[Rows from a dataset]
☆ ☆ ☆ ☆

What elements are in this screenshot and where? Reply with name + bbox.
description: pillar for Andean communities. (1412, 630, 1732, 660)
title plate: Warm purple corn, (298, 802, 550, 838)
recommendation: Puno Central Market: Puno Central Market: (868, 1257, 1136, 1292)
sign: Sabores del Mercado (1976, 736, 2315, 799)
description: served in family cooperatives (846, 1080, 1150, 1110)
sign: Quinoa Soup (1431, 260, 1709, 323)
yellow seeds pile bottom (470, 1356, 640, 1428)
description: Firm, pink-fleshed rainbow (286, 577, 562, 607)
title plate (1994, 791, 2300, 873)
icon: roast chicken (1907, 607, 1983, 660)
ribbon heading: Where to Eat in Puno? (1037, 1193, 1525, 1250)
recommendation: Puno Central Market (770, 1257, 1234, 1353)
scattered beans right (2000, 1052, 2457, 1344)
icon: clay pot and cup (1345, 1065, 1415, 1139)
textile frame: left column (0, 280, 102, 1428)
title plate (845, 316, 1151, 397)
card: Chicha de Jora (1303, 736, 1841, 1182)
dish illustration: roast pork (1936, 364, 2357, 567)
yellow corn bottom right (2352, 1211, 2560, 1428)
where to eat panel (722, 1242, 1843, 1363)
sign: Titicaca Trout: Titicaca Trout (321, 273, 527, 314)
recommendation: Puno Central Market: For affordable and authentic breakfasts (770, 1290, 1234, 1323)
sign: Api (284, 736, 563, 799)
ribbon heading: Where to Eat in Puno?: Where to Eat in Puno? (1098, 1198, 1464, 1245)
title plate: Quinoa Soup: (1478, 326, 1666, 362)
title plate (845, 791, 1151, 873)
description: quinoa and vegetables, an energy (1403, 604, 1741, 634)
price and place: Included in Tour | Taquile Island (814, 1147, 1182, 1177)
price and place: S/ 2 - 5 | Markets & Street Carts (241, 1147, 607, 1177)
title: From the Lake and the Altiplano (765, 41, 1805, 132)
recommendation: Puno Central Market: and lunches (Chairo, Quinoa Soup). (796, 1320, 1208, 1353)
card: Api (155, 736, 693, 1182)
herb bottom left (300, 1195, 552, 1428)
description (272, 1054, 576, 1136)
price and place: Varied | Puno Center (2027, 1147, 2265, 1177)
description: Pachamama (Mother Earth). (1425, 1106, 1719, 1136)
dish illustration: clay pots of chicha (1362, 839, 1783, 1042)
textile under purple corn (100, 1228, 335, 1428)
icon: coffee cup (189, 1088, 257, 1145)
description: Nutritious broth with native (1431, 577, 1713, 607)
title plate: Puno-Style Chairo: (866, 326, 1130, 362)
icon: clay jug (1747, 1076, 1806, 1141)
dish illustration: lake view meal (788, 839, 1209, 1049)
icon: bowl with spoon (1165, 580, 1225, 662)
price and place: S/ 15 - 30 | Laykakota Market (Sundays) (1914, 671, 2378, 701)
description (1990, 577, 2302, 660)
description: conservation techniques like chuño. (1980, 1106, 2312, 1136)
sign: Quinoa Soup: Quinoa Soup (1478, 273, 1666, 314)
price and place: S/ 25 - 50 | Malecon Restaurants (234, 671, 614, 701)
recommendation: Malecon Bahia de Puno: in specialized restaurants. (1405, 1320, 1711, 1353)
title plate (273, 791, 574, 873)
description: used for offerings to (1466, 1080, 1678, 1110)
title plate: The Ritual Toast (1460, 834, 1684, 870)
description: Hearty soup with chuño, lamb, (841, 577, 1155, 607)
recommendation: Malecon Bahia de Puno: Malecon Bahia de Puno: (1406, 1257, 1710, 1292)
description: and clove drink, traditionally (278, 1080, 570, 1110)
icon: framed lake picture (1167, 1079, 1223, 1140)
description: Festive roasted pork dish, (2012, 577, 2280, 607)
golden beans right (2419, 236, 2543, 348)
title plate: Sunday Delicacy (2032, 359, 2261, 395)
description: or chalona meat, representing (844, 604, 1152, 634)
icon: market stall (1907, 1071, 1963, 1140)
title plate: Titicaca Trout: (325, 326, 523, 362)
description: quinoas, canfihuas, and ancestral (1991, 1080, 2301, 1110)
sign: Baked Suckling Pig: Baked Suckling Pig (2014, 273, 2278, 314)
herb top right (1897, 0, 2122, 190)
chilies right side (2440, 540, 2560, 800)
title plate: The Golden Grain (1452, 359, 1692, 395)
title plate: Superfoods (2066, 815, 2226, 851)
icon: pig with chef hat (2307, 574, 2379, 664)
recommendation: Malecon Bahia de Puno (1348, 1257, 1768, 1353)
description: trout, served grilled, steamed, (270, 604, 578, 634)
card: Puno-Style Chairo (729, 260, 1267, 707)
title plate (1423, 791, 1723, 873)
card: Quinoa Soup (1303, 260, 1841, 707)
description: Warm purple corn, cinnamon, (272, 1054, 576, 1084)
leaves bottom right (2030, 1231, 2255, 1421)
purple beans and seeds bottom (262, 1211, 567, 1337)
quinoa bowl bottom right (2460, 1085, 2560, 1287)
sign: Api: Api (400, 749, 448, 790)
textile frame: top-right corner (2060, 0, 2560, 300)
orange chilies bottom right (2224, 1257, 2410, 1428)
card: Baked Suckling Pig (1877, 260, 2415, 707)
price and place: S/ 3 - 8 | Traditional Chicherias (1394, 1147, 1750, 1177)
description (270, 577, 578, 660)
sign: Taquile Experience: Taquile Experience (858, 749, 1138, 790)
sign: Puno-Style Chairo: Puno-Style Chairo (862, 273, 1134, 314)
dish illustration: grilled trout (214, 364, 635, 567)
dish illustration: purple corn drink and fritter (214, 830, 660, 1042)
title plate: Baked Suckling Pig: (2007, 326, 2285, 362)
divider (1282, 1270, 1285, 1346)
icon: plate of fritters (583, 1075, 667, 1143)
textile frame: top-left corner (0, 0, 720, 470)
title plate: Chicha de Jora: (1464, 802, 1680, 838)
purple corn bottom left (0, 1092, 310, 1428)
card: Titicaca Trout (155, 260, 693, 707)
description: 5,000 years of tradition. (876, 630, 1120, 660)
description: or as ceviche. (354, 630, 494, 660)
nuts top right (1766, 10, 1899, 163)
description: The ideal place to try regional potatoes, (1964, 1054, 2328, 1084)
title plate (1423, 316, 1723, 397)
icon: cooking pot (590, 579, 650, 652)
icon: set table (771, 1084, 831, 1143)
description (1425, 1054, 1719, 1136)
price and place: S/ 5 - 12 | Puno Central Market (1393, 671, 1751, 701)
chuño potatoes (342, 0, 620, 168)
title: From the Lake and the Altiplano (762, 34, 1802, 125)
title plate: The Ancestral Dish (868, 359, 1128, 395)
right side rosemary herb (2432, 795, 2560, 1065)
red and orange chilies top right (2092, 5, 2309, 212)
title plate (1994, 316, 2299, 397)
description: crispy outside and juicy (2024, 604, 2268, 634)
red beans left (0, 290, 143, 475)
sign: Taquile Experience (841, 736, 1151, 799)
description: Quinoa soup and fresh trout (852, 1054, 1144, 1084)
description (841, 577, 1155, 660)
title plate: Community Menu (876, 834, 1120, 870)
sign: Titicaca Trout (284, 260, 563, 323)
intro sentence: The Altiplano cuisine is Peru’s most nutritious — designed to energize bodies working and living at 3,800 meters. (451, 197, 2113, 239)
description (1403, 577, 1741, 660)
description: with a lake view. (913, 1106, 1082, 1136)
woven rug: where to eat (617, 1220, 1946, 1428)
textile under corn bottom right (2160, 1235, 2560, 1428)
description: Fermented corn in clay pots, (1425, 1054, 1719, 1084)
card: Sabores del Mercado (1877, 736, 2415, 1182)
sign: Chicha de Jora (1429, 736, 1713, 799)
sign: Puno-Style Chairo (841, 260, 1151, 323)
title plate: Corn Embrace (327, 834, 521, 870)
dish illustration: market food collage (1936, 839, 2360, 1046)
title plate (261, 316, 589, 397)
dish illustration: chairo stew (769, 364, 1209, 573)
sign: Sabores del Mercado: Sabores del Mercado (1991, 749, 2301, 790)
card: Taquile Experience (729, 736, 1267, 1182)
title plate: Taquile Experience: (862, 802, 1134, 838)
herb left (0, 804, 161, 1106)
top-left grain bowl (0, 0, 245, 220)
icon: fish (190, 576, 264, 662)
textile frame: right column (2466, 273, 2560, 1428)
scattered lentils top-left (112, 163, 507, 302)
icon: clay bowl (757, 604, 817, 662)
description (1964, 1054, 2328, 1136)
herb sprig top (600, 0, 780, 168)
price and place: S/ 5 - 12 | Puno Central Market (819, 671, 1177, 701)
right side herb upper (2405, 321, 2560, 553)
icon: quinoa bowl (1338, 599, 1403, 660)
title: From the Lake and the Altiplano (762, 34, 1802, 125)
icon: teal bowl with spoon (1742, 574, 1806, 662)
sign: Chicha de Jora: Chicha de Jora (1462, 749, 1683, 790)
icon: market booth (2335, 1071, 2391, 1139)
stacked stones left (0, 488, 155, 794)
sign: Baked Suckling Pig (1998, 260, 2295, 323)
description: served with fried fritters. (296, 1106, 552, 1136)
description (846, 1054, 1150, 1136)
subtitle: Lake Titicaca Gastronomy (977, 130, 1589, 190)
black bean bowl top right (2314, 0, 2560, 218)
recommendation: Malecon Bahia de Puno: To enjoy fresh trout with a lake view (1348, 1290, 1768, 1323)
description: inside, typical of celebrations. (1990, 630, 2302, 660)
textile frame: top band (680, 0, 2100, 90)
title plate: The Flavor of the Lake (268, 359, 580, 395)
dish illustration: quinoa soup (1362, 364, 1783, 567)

☆ ☆ ☆ ☆

§ **GIVEN INSTRUCTION**
Please repeat the lines of the records word for word, from the start of the records through the line holding "description: Firm, pink-fleshed", inclusive.

§ **RESULT FOR THIS EXERCISE**
What elements are in this screenshot and where? Reply with name + bbox.
description: pillar for Andean communities. (1412, 630, 1732, 660)
title plate: Warm purple corn, (298, 802, 550, 838)
recommendation: Puno Central Market: Puno Central Market: (868, 1257, 1136, 1292)
sign: Sabores del Mercado (1976, 736, 2315, 799)
description: served in family cooperatives (846, 1080, 1150, 1110)
sign: Quinoa Soup (1431, 260, 1709, 323)
yellow seeds pile bottom (470, 1356, 640, 1428)
description: Firm, pink-fleshed rainbow (286, 577, 562, 607)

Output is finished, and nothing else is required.